>> begin Material for the task
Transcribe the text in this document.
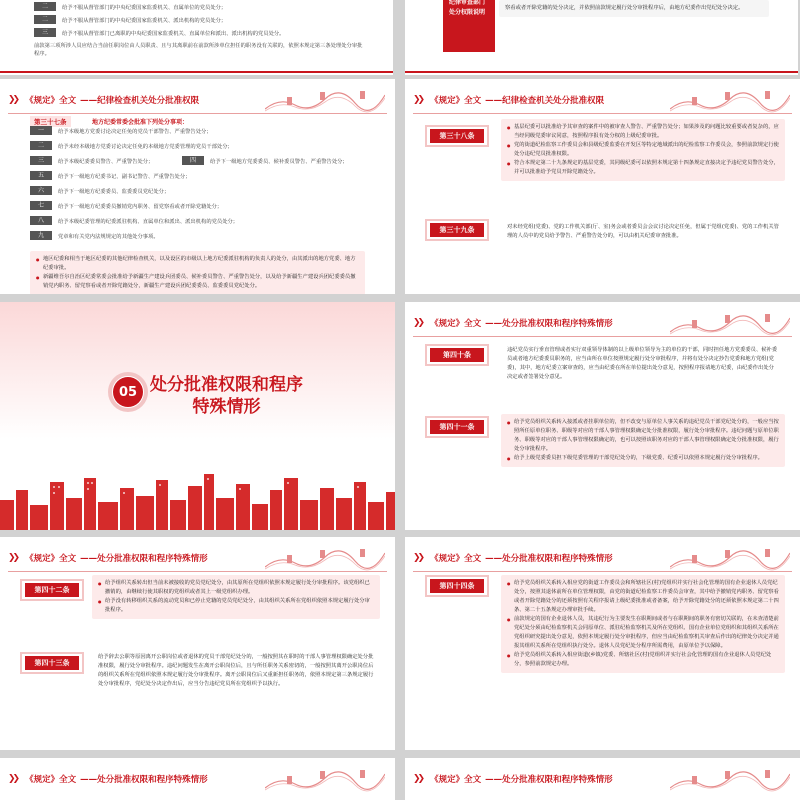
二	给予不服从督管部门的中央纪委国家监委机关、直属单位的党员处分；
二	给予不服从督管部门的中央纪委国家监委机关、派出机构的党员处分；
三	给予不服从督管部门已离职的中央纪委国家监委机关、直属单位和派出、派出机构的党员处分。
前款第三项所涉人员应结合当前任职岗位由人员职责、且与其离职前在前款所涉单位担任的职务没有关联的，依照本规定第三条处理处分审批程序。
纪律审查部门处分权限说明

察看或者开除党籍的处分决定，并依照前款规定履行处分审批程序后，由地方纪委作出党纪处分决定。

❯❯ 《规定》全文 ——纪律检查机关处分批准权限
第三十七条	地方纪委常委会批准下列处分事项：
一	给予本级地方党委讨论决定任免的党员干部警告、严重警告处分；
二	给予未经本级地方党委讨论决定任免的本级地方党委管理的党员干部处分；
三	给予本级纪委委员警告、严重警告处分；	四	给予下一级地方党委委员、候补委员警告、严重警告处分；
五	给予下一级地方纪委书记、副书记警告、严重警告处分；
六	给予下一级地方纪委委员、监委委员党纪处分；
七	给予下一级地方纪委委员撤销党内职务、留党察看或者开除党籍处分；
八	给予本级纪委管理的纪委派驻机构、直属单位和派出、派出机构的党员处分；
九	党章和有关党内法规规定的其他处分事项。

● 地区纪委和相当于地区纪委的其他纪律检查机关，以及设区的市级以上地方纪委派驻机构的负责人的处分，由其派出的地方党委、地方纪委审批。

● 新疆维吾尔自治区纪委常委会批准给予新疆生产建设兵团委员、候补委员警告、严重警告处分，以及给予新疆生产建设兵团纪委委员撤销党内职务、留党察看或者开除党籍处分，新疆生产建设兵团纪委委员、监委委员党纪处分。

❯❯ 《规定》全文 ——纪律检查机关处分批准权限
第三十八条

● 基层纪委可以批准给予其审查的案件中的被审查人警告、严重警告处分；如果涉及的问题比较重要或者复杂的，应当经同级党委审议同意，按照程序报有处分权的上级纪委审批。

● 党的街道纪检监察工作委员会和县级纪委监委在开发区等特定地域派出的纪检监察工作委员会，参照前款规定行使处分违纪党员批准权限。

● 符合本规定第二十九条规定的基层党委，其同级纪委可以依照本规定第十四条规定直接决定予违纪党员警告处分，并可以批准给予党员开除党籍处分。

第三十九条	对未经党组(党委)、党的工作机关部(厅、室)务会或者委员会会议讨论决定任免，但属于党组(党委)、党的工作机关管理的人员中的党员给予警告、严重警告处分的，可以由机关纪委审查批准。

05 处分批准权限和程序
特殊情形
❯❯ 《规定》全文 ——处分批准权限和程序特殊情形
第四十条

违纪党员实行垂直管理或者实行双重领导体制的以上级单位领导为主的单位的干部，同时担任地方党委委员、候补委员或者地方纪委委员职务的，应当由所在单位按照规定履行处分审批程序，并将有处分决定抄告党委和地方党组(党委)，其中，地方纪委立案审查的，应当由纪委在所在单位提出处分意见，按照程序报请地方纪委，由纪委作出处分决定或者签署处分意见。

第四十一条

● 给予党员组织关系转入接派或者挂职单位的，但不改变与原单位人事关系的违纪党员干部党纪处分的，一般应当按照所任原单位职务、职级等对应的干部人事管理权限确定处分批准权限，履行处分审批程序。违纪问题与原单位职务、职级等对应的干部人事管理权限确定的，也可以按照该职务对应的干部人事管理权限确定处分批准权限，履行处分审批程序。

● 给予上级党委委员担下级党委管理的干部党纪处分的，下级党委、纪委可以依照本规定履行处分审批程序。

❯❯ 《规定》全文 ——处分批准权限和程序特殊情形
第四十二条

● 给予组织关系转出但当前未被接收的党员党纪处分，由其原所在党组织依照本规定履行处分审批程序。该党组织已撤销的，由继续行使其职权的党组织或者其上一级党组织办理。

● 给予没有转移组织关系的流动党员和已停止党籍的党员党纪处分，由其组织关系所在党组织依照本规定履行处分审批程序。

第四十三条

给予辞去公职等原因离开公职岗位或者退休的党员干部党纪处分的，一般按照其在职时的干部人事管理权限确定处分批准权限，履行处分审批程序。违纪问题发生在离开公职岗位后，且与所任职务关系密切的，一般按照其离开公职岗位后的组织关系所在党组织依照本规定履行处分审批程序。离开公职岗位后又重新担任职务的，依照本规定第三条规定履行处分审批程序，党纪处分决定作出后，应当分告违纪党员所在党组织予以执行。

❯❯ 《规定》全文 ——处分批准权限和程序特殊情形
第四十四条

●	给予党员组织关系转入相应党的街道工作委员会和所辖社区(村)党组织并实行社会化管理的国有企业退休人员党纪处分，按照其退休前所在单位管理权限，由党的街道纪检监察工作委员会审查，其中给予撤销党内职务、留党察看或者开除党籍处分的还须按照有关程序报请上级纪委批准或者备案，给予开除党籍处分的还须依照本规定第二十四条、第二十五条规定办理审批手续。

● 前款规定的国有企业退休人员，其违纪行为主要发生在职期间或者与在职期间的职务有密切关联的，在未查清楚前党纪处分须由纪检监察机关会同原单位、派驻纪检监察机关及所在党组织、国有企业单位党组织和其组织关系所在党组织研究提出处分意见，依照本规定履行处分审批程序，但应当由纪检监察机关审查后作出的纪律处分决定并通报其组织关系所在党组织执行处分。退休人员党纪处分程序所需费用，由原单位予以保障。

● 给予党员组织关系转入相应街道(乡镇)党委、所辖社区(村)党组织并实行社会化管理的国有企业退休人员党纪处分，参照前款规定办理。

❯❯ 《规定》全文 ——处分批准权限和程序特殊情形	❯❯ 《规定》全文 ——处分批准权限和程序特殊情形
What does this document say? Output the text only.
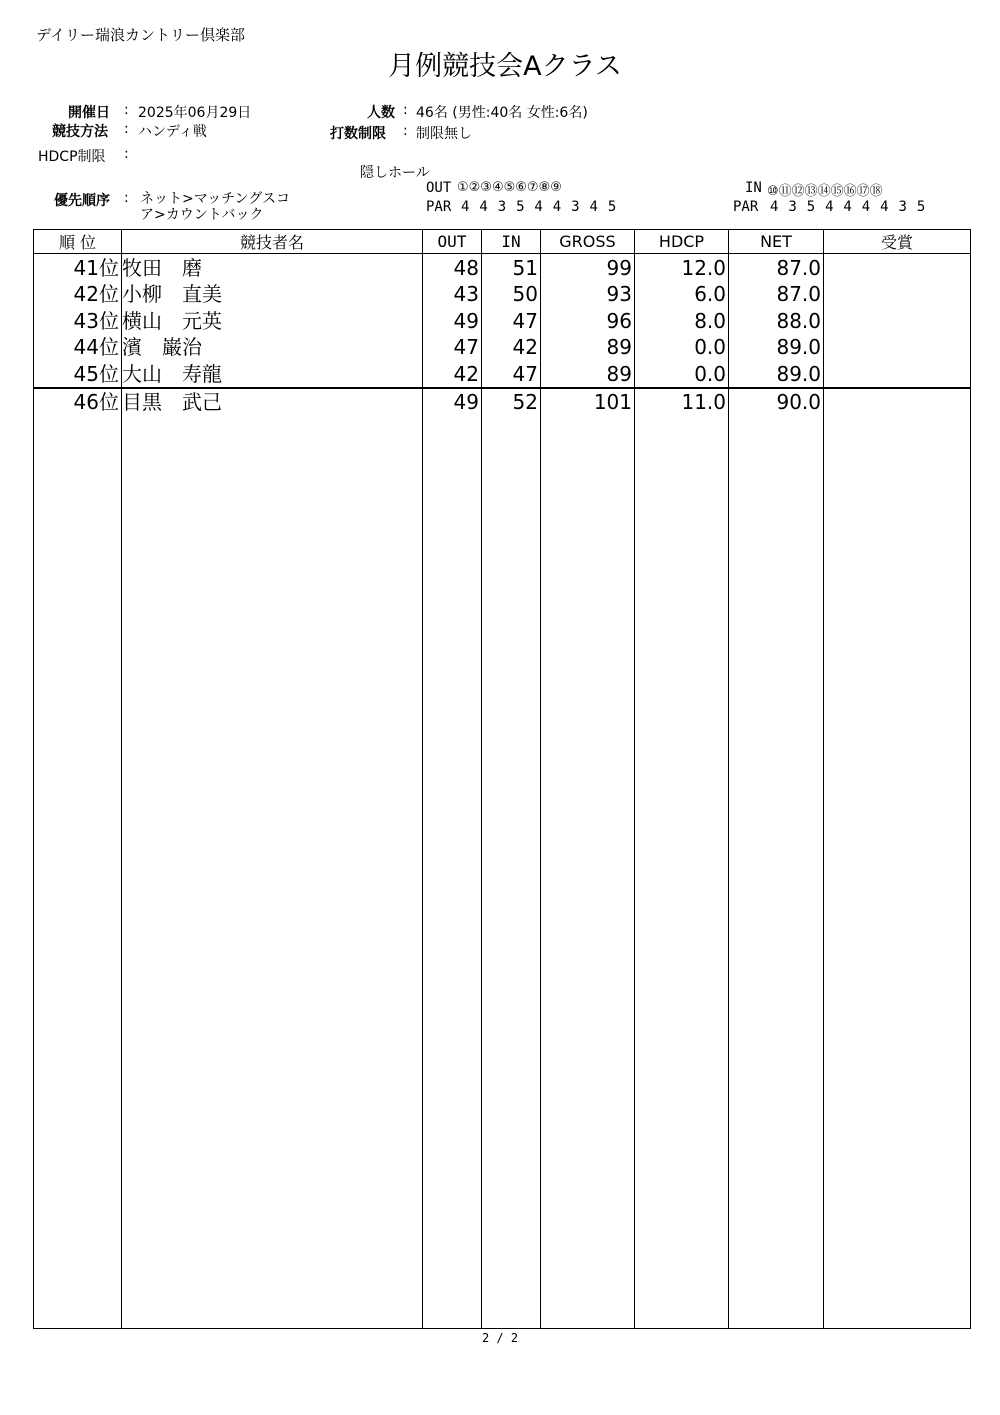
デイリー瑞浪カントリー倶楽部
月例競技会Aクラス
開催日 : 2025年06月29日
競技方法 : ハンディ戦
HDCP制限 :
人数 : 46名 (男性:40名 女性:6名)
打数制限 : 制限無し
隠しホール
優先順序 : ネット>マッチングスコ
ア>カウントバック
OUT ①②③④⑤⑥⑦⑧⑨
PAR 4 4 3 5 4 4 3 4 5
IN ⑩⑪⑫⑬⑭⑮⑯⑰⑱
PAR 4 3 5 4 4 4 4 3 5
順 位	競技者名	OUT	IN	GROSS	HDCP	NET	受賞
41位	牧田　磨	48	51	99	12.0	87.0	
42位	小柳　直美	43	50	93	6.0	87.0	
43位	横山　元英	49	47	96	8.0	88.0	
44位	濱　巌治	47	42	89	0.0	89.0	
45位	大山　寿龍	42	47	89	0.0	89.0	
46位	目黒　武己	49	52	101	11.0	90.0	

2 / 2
>> end Material for the task
Your task is to reproduce all of the material exactly. The pictures stay out.

Task output:
Transcribe the text in this document.
二	给予不服从督管部门的中央纪委国家监委机关、直属单位的党员处分；
二	给予不服从督管部门的中央纪委国家监委机关、派出机构的党员处分；
三	给予不服从督管部门已离职的中央纪委国家监委机关、直属单位和派出、派出机构的党员处分。
前款第三项所涉人员应结合当前任职岗位由人员职责、且与其离职前在前款所涉单位担任的职务没有关联的，依照本规定第三条处理处分审批程序。
纪律审查部门处分权限说明

察看或者开除党籍的处分决定，并依照前款规定履行处分审批程序后，由地方纪委作出党纪处分决定。

❯❯ 《规定》全文 ——纪律检查机关处分批准权限
第三十七条	地方纪委常委会批准下列处分事项：
一	给予本级地方党委讨论决定任免的党员干部警告、严重警告处分；
二	给予未经本级地方党委讨论决定任免的本级地方党委管理的党员干部处分；
三	给予本级纪委委员警告、严重警告处分；	四	给予下一级地方党委委员、候补委员警告、严重警告处分；
五	给予下一级地方纪委书记、副书记警告、严重警告处分；
六	给予下一级地方纪委委员、监委委员党纪处分；
七	给予下一级地方纪委委员撤销党内职务、留党察看或者开除党籍处分；
八	给予本级纪委管理的纪委派驻机构、直属单位和派出、派出机构的党员处分；
九	党章和有关党内法规规定的其他处分事项。

● 地区纪委和相当于地区纪委的其他纪律检查机关，以及设区的市级以上地方纪委派驻机构的负责人的处分，由其派出的地方党委、地方纪委审批。

● 新疆维吾尔自治区纪委常委会批准给予新疆生产建设兵团委员、候补委员警告、严重警告处分，以及给予新疆生产建设兵团纪委委员撤销党内职务、留党察看或者开除党籍处分，新疆生产建设兵团纪委委员、监委委员党纪处分。

❯❯ 《规定》全文 ——纪律检查机关处分批准权限
第三十八条

● 基层纪委可以批准给予其审查的案件中的被审查人警告、严重警告处分；如果涉及的问题比较重要或者复杂的，应当经同级党委审议同意，按照程序报有处分权的上级纪委审批。

● 党的街道纪检监察工作委员会和县级纪委监委在开发区等特定地域派出的纪检监察工作委员会，参照前款规定行使处分违纪党员批准权限。

● 符合本规定第二十九条规定的基层党委，其同级纪委可以依照本规定第十四条规定直接决定予违纪党员警告处分，并可以批准给予党员开除党籍处分。

第三十九条	对未经党组(党委)、党的工作机关部(厅、室)务会或者委员会会议讨论决定任免，但属于党组(党委)、党的工作机关管理的人员中的党员给予警告、严重警告处分的，可以由机关纪委审查批准。

05 处分批准权限和程序
特殊情形
❯❯ 《规定》全文 ——处分批准权限和程序特殊情形
第四十条

违纪党员实行垂直管理或者实行双重领导体制的以上级单位领导为主的单位的干部，同时担任地方党委委员、候补委员或者地方纪委委员职务的，应当由所在单位按照规定履行处分审批程序，并将有处分决定抄告党委和地方党组(党委)，其中，地方纪委立案审查的，应当由纪委在所在单位提出处分意见，按照程序报请地方纪委，由纪委作出处分决定或者签署处分意见。

第四十一条

● 给予党员组织关系转入接派或者挂职单位的，但不改变与原单位人事关系的违纪党员干部党纪处分的，一般应当按照所任原单位职务、职级等对应的干部人事管理权限确定处分批准权限，履行处分审批程序。违纪问题与原单位职务、职级等对应的干部人事管理权限确定的，也可以按照该职务对应的干部人事管理权限确定处分批准权限，履行处分审批程序。

● 给予上级党委委员担下级党委管理的干部党纪处分的，下级党委、纪委可以依照本规定履行处分审批程序。

❯❯ 《规定》全文 ——处分批准权限和程序特殊情形
第四十二条

● 给予组织关系转出但当前未被接收的党员党纪处分，由其原所在党组织依照本规定履行处分审批程序。该党组织已撤销的，由继续行使其职权的党组织或者其上一级党组织办理。

● 给予没有转移组织关系的流动党员和已停止党籍的党员党纪处分，由其组织关系所在党组织依照本规定履行处分审批程序。

第四十三条

给予辞去公职等原因离开公职岗位或者退休的党员干部党纪处分的，一般按照其在职时的干部人事管理权限确定处分批准权限，履行处分审批程序。违纪问题发生在离开公职岗位后，且与所任职务关系密切的，一般按照其离开公职岗位后的组织关系所在党组织依照本规定履行处分审批程序。离开公职岗位后又重新担任职务的，依照本规定第三条规定履行处分审批程序，党纪处分决定作出后，应当分告违纪党员所在党组织予以执行。

❯❯ 《规定》全文 ——处分批准权限和程序特殊情形
第四十四条

●	给予党员组织关系转入相应党的街道工作委员会和所辖社区(村)党组织并实行社会化管理的国有企业退休人员党纪处分，按照其退休前所在单位管理权限，由党的街道纪检监察工作委员会审查，其中给予撤销党内职务、留党察看或者开除党籍处分的还须按照有关程序报请上级纪委批准或者备案，给予开除党籍处分的还须依照本规定第二十四条、第二十五条规定办理审批手续。

● 前款规定的国有企业退休人员，其违纪行为主要发生在职期间或者与在职期间的职务有密切关联的，在未查清楚前党纪处分须由纪检监察机关会同原单位、派驻纪检监察机关及所在党组织、国有企业单位党组织和其组织关系所在党组织研究提出处分意见，依照本规定履行处分审批程序，但应当由纪检监察机关审查后作出的纪律处分决定并通报其组织关系所在党组织执行处分。退休人员党纪处分程序所需费用，由原单位予以保障。

● 给予党员组织关系转入相应街道(乡镇)党委、所辖社区(村)党组织并实行社会化管理的国有企业退休人员党纪处分，参照前款规定办理。

❯❯ 《规定》全文 ——处分批准权限和程序特殊情形	❯❯ 《规定》全文 ——处分批准权限和程序特殊情形
What does this document say? Output the text only.
デイリー瑞浪カントリー倶楽部
月例競技会Aクラス
開催日 : 2025年06月29日
競技方法 : ハンディ戦
HDCP制限 :
人数 : 46名 (男性:40名 女性:6名)
打数制限 : 制限無し
隠しホール
優先順序 : ネット>マッチングスコ
ア>カウントバック
OUT ①②③④⑤⑥⑦⑧⑨
PAR 4 4 3 5 4 4 3 4 5
IN ⑩⑪⑫⑬⑭⑮⑯⑰⑱
PAR 4 3 5 4 4 4 4 3 5
順 位	競技者名	OUT	IN	GROSS	HDCP	NET	受賞
41位	牧田　磨	48	51	99	12.0	87.0	
42位	小柳　直美	43	50	93	6.0	87.0	
43位	横山　元英	49	47	96	8.0	88.0	
44位	濱　巌治	47	42	89	0.0	89.0	
45位	大山　寿龍	42	47	89	0.0	89.0	
46位	目黒　武己	49	52	101	11.0	90.0	

2 / 2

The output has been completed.